◆ What you should do: Only the lines from the one containing "Read all visible content and emit it as JSON." through the final line of the material below should be output, exactly as they stand.

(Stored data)
========================================================================

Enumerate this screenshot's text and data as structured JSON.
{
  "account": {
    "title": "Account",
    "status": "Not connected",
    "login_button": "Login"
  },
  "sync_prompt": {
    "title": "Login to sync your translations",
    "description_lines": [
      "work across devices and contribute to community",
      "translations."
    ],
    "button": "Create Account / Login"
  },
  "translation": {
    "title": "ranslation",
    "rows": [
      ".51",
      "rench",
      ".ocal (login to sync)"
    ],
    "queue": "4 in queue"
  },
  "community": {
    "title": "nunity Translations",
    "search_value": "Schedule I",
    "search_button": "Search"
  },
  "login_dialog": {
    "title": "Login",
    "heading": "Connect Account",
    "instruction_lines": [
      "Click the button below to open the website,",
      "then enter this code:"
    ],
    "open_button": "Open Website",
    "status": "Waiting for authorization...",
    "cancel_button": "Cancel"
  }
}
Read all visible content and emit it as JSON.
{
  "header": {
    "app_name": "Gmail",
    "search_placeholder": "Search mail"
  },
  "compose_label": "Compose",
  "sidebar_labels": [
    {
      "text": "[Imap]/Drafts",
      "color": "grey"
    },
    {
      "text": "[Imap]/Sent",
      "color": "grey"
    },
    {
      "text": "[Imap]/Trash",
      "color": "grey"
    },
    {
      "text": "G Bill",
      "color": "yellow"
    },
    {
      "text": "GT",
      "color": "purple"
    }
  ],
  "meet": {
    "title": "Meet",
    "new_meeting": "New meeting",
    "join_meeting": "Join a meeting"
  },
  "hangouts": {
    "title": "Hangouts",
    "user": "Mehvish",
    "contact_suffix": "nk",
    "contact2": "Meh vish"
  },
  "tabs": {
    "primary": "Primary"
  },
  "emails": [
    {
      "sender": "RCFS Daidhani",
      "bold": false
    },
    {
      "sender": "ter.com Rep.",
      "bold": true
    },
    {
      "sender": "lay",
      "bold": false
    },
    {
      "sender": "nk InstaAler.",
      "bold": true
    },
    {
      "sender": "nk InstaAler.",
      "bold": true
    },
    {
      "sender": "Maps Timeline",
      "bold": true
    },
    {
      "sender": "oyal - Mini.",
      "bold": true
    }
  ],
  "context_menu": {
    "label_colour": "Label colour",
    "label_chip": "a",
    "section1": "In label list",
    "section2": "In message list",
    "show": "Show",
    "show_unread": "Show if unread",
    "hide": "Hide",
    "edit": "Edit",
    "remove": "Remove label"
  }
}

========================================================================

◆ Reply to the exercise:
Read all visible content and emit it as JSON.
{
  "header": {
    "app_name": "Gmail",
    "search_placeholder": "Search mail"
  },
  "compose_label": "Compose",
  "sidebar_labels": [
    {
      "text": "[Imap]/Drafts",
      "color": "grey"
    },
    {
      "text": "[Imap]/Sent",
      "color": "grey"
    },
    {
      "text": "[Imap]/Trash",
      "color": "grey"
    },
    {
      "text": "G Bill",
      "color": "yellow"
    },
    {
      "text": "GT",
      "color": "purple"
    }
  ],
  "meet": {
    "title": "Meet",
    "new_meeting": "New meeting",
    "join_meeting": "Join a meeting"
  },
  "hangouts": {
    "title": "Hangouts",
    "user": "Mehvish",
    "contact_suffix": "nk",
    "contact2": "Meh vish"
  },
  "tabs": {
    "primary": "Primary"
  },
  "emails": [
    {
      "sender": "RCFS Daidhani",
      "bold": false
    },
    {
      "sender": "ter.com Rep.",
      "bold": true
    },
    {
      "sender": "lay",
      "bold": false
    },
    {
      "sender": "nk InstaAler.",
      "bold": true
    },
    {
      "sender": "nk InstaAler.",
      "bold": true
    },
    {
      "sender": "Maps Timeline",
      "bold": true
    },
    {
      "sender": "oyal - Mini.",
      "bold": true
    }
  ],
  "context_menu": {
    "label_colour": "Label colour",
    "label_chip": "a",
    "section1": "In label list",
    "section2": "In message list",
    "show": "Show",
    "show_unread": "Show if unread",
    "hide": "Hide",
    "edit": "Edit",
    "remove": "Remove label"
  }
}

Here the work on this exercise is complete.